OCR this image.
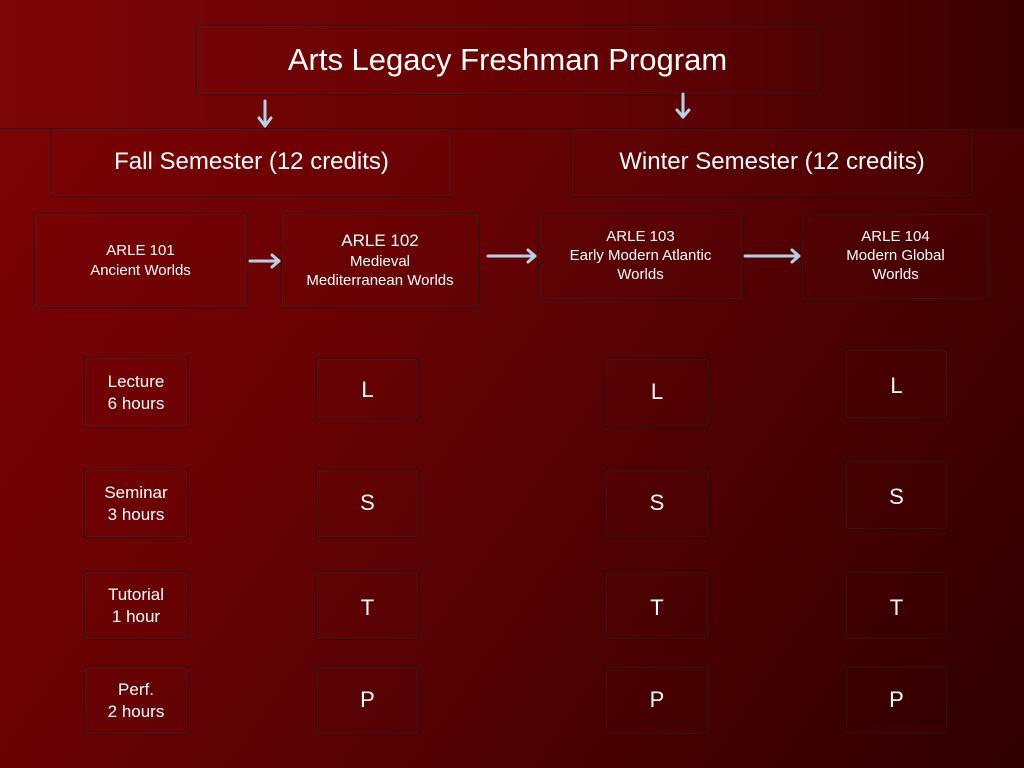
Arts Legacy Freshman Program
Fall Semester (12 credits)	Winter Semester (12 credits)
ARLE 101
Ancient Worlds
ARLE 102
Medieval
Mediterranean Worlds
ARLE 103
Early Modern Atlantic
Worlds
ARLE 104
Modern Global
Worlds
Lecture
6 hours
Seminar
3 hours
Tutorial
1 hour
Perf.
2 hours
L
S
T
P
L
S
T
P
L
S
T
P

* * * * * * *

EXERCISE DETAILS ▸
Output every entry verbatim. Pictures do not belong in the copy.

RESPONSE BELOW ▸
OCR this image.
Arts Legacy Freshman Program
Fall Semester (12 credits)	Winter Semester (12 credits)
ARLE 101
Ancient Worlds
ARLE 102
Medieval
Mediterranean Worlds
ARLE 103
Early Modern Atlantic
Worlds
ARLE 104
Modern Global
Worlds
Lecture
6 hours
Seminar
3 hours
Tutorial
1 hour
Perf.
2 hours
L
S
T
P
L
S
T
P
L
S
T
P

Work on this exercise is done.